*Supplied material*:

[Start]

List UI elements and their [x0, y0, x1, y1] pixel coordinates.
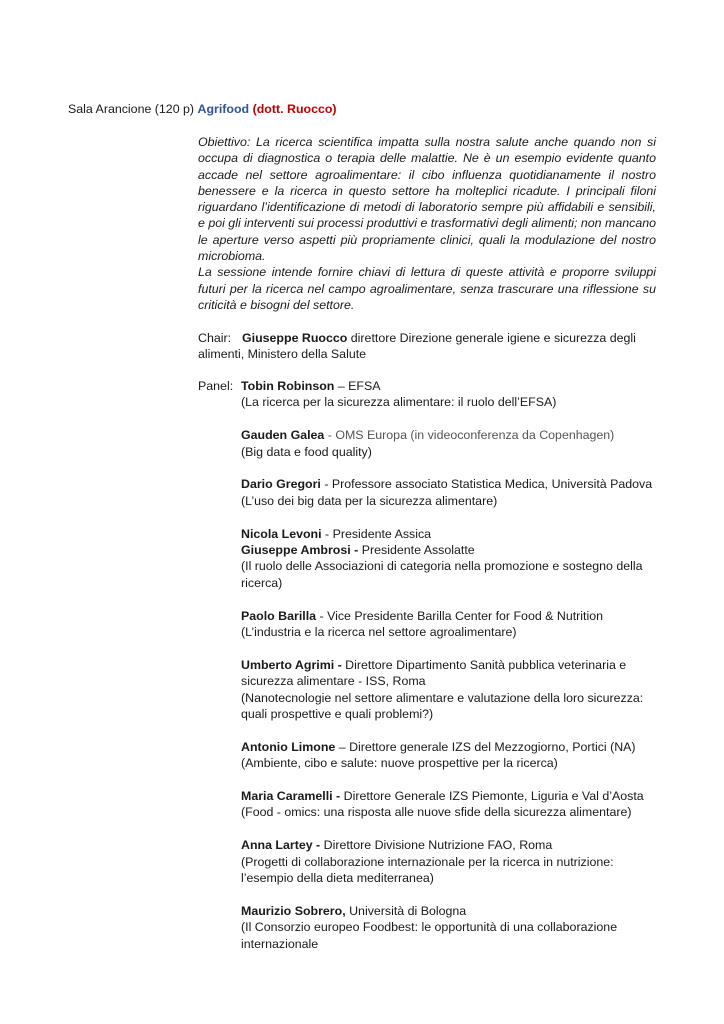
panelist-topic: (Il ruolo delle Associazioni di categoria nella promozione e sostegno della ricerca): [241, 559, 643, 590]
panel-entry: [241, 378, 661, 411]
panelist-role: - Professore associato Statistica Medica, Università Padova: [320, 477, 653, 492]
panelist-topic: (L’industria e la ricerca nel settore agroalimentare): [241, 625, 517, 640]
objective-paragraph-2: La sessione intende fornire chiavi di lettura di queste attività e proporre sviluppi futuri per la ricerca nel campo agroalimentare, senza trascurare una riflessione su criticità e bisogni del settore.: [198, 265, 656, 312]
panel-list: [241, 378, 661, 968]
chair-block: [198, 330, 638, 363]
panelist-topic: (Big data e food quality): [241, 444, 372, 459]
panelist-role: – Direttore generale IZS del Mezzogiorno, Portici (NA): [335, 739, 636, 754]
panelist-role-2: Presidente Assolatte: [358, 543, 475, 558]
panel-entry: [241, 427, 661, 460]
panelist-topic: (La ricerca per la sicurezza alimentare: il ruolo dell’EFSA): [241, 395, 557, 410]
panel-entry: [241, 476, 661, 509]
panelist-role: - Presidente Assica: [321, 526, 432, 541]
panelist-name: Maurizio Sobrero,: [241, 903, 346, 918]
panelist-role: - OMS Europa (in videoconferenza da Copenhagen): [324, 428, 615, 443]
session-room: Sala Arancione (120 p): [68, 102, 195, 116]
panelist-name: Gauden Galea: [241, 428, 325, 443]
panelist-topic: (L’uso dei big data per la sicurezza alimentare): [241, 493, 498, 508]
objective-paragraph-1: Obiettivo: La ricerca scientifica impatta sulla nostra salute anche quando non si occupa di diagnostica o terapia delle malattie. Ne è un esempio evidente quanto accade nel settore agroalimentare: il cibo influenza quotidianamente il nostro benessere e la ricerca in questo settore ha molteplici ricadute. I principali filoni riguardano l’identificazione di metodi di laboratorio sempre più affidabili e sensibili, e poi gli interventi sui processi produttivi e trasformativi degli alimenti; non mancano le aperture verso aspetti più propriamente clinici, quali la modulazione del nostro microbioma.: [198, 135, 656, 264]
panel-entry: [241, 903, 661, 952]
panelist-topic: (Food - omics: una risposta alle nuove sfide della sicurezza alimentare): [241, 805, 632, 820]
panelist-name: Umberto Agrimi -: [241, 657, 342, 672]
panelist-name-2: Giuseppe Ambrosi -: [241, 543, 359, 558]
panel-entry: [241, 526, 661, 592]
panelist-role: Direttore Generale IZS Piemonte, Liguria e Val d’Aosta: [340, 789, 644, 804]
panelist-topic: (Progetti di collaborazione internazionale per la ricerca in nutrizione: l’esempio della dieta mediterranea): [241, 854, 614, 886]
panel-label: Panel:: [198, 379, 234, 393]
panelist-name: Anna Lartey -: [241, 838, 321, 853]
chair-role: direttore Direzione generale igiene e sicurezza degli alimenti, Ministero della Salute: [198, 331, 636, 362]
panelist-role: Direttore Divisione Nutrizione FAO, Roma: [320, 838, 553, 853]
panelist-role: Università di Bologna: [345, 903, 467, 918]
panelist-name: Tobin Robinson: [241, 379, 335, 393]
panelist-topic: (Ambiente, cibo e salute: nuove prospettive per la ricerca): [241, 756, 558, 771]
panel-entry: [241, 608, 661, 641]
panelist-role: – EFSA: [334, 379, 381, 393]
panelist-role: Direttore Dipartimento Sanità pubblica veterinaria e sicurezza alimentare - ISS, Roma: [241, 657, 627, 689]
panel-entry: [241, 837, 661, 886]
panelist-name: Nicola Levoni: [241, 526, 322, 541]
panelist-topic: (Il Consorzio europeo Foodbest: le opportunità di una collaborazione internazionale: [241, 920, 618, 951]
panel-entry: [241, 788, 661, 821]
panelist-name: Dario Gregori: [241, 477, 321, 492]
panelist-name: Maria Caramelli -: [241, 789, 341, 804]
session-lead: (dott. Ruocco): [252, 102, 337, 116]
objective-block: [198, 134, 656, 313]
panelist-name: Paolo Barilla: [241, 608, 317, 623]
chair-name: Giuseppe Ruocco: [242, 331, 348, 345]
panel-entry: [241, 739, 661, 772]
panelist-name: Antonio Limone: [241, 739, 336, 754]
session-header: [68, 101, 337, 118]
panelist-role: - Vice Presidente Barilla Center for Food & Nutrition: [316, 608, 604, 623]
panel-entry: [241, 657, 661, 723]
session-title: Agrifood: [197, 102, 250, 116]
chair-label: Chair:: [198, 331, 232, 345]
panelist-topic: (Nanotecnologie nel settore alimentare e valutazione della loro sicurezza: quali prospettive e quali problemi?): [241, 690, 644, 722]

[End]

*Exercise*: Put everything in the entries from the line containing "panelist-topic: (Il ruolo" down to the line containing "panelist-topic: (L’uso dei" into a numbered list, leaving out any blank lines.

*Exercise solution*:
1. panelist-topic: (Il ruolo delle Associazioni di categoria nella promozione e sostegno della ricerca): [241, 559, 643, 590]
2. panel-entry: [241, 378, 661, 411]
3. panelist-role: - Professore associato Statistica Medica, Università Padova: [320, 477, 653, 492]
4. panelist-topic: (L’industria e la ricerca nel settore agroalimentare): [241, 625, 517, 640]
5. objective-paragraph-2: La sessione intende fornire chiavi di lettura di queste attività e proporre sviluppi futuri per la ricerca nel campo agroalimentare, senza trascurare una riflessione su criticità e bisogni del settore.: [198, 265, 656, 312]
6. panel-list: [241, 378, 661, 968]
7. chair-block: [198, 330, 638, 363]
8. panelist-topic: (Big data e food quality): [241, 444, 372, 459]
9. panelist-role: – Direttore generale IZS del Mezzogiorno, Portici (NA): [335, 739, 636, 754]
10. panelist-role-2: Presidente Assolatte: [358, 543, 475, 558]
11. panel-entry: [241, 427, 661, 460]
12. panelist-topic: (La ricerca per la sicurezza alimentare: il ruolo dell’EFSA): [241, 395, 557, 410]
13. panel-entry: [241, 476, 661, 509]
14. panelist-role: - Presidente Assica: [321, 526, 432, 541]
15. panelist-name: Maurizio Sobrero,: [241, 903, 346, 918]
16. panelist-role: - OMS Europa (in videoconferenza da Copenhagen): [324, 428, 615, 443]
17. session-room: Sala Arancione (120 p): [68, 102, 195, 116]
18. panelist-name: Gauden Galea: [241, 428, 325, 443]
19. panelist-topic: (L’uso dei big data per la sicurezza alimentare): [241, 493, 498, 508]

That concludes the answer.